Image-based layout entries
# # # # # # #

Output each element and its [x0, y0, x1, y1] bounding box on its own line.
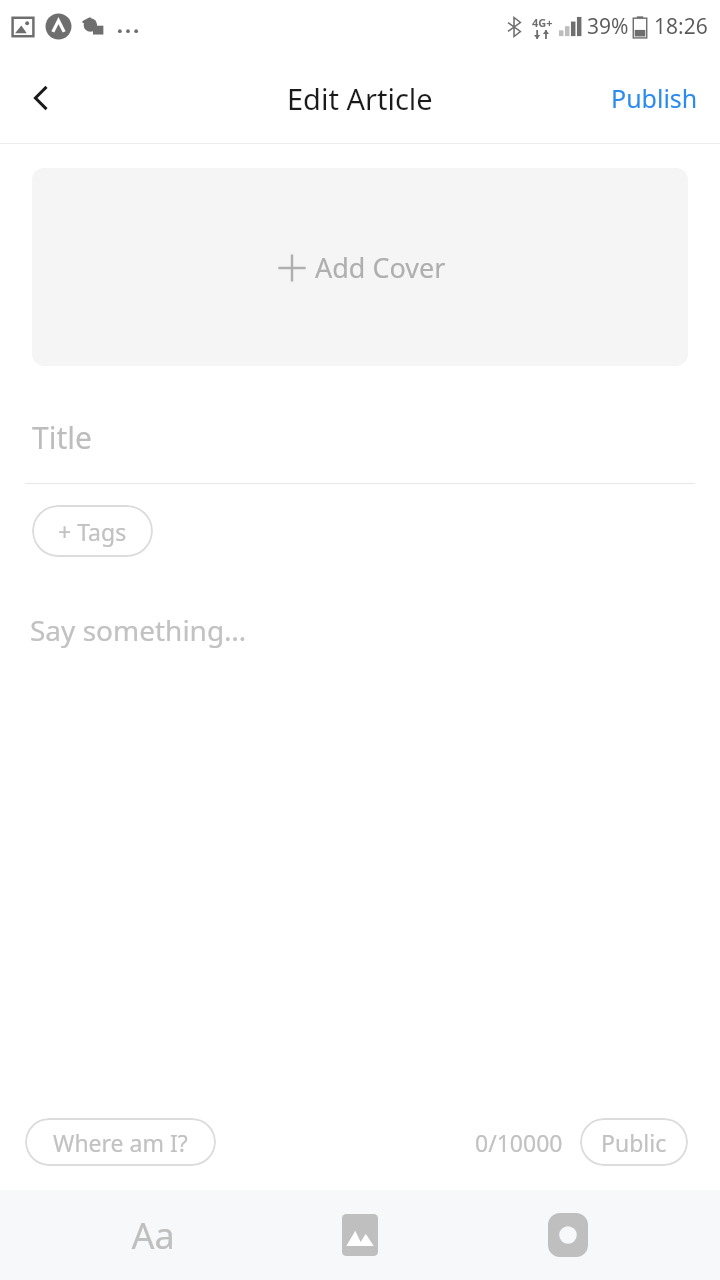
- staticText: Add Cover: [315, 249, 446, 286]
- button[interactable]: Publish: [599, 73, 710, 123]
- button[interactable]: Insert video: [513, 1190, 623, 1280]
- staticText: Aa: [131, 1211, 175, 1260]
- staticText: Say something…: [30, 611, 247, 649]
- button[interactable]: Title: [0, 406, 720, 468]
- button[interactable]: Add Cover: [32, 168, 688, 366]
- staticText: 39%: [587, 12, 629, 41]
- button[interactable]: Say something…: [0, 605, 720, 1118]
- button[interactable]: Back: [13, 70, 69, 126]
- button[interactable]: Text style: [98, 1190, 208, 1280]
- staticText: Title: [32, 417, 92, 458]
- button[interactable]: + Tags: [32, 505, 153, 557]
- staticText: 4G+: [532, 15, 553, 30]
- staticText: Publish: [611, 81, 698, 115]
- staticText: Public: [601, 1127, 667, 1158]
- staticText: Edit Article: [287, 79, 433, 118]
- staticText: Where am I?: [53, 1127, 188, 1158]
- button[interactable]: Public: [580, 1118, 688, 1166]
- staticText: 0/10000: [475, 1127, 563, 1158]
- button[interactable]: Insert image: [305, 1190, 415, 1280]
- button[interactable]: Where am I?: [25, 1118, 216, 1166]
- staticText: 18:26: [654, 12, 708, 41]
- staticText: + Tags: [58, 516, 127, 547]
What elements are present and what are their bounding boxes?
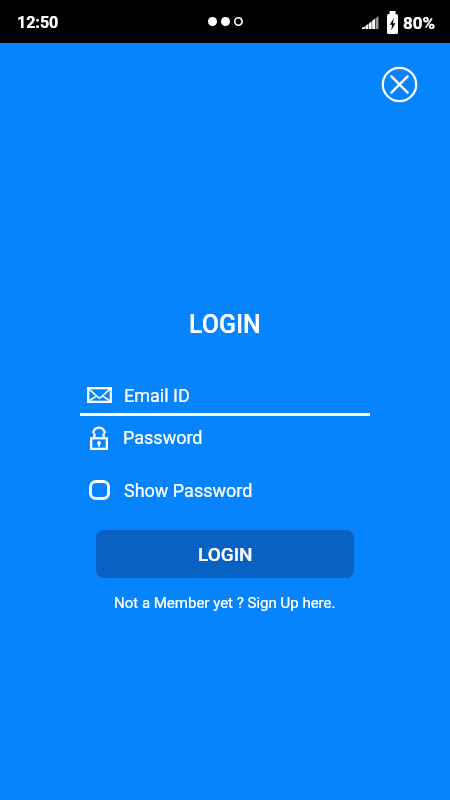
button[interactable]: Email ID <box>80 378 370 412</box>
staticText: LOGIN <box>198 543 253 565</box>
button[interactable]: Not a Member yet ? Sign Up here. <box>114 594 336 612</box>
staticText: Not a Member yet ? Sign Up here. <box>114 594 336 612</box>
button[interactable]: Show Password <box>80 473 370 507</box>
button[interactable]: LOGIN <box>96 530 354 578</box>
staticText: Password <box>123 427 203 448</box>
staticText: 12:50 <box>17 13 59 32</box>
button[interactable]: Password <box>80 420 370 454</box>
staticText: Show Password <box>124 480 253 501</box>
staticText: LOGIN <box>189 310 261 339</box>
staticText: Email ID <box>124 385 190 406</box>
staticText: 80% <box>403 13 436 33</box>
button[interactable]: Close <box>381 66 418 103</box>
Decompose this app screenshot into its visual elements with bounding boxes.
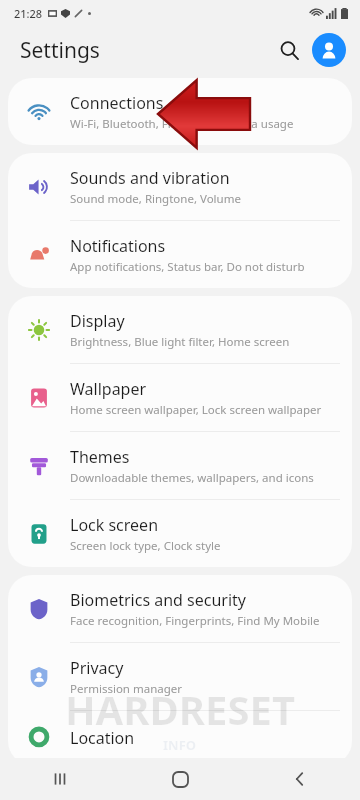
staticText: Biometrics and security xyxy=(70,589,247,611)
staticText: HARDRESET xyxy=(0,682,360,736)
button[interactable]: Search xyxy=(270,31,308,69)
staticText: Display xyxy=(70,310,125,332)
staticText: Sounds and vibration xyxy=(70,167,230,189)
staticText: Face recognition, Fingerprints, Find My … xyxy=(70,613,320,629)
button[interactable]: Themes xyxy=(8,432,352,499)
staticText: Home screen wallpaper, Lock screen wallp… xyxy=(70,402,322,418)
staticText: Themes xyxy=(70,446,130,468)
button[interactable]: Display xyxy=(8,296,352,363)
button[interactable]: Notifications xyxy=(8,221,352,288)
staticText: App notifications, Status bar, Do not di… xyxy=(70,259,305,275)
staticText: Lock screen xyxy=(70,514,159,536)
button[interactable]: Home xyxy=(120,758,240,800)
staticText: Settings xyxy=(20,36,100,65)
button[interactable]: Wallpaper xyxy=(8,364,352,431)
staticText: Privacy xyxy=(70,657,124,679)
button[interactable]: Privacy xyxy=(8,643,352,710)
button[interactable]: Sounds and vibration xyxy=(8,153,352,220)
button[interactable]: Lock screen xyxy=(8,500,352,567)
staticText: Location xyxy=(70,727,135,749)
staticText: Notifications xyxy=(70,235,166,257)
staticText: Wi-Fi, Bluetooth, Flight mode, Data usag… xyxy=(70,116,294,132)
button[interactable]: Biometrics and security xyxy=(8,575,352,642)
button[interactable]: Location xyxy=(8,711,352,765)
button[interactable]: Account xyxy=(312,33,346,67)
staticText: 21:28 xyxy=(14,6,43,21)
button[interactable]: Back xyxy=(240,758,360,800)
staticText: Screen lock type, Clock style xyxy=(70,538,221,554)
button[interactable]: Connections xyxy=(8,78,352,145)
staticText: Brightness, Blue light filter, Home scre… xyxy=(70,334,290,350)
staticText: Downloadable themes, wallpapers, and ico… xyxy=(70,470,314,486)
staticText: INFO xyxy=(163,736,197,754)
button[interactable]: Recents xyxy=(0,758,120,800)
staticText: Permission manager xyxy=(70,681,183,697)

# # # # # # #

Copy everything from the line containing "button[interactable]: Email ID" down to the line containing "Decompose this app" in the material above. Swap each occurrence of "Password" for "Passcode", and keep everything else as it is.

button[interactable]: Email ID <box>80 378 370 412</box>
staticText: LOGIN <box>198 543 253 565</box>
button[interactable]: Not a Member yet ? Sign Up here. <box>114 594 336 612</box>
staticText: Not a Member yet ? Sign Up here. <box>114 594 336 612</box>
button[interactable]: Show Passcode <box>80 473 370 507</box>
button[interactable]: LOGIN <box>96 530 354 578</box>
staticText: Passcode <box>123 427 203 448</box>
staticText: 12:50 <box>17 13 59 32</box>
button[interactable]: Passcode <box>80 420 370 454</box>
staticText: Show Passcode <box>124 480 253 501</box>
staticText: LOGIN <box>189 310 261 339</box>
staticText: Email ID <box>124 385 190 406</box>
staticText: 80% <box>403 13 436 33</box>
button[interactable]: Close <box>381 66 418 103</box>
Decompose this app screenshot into its visual elements with bounding boxes.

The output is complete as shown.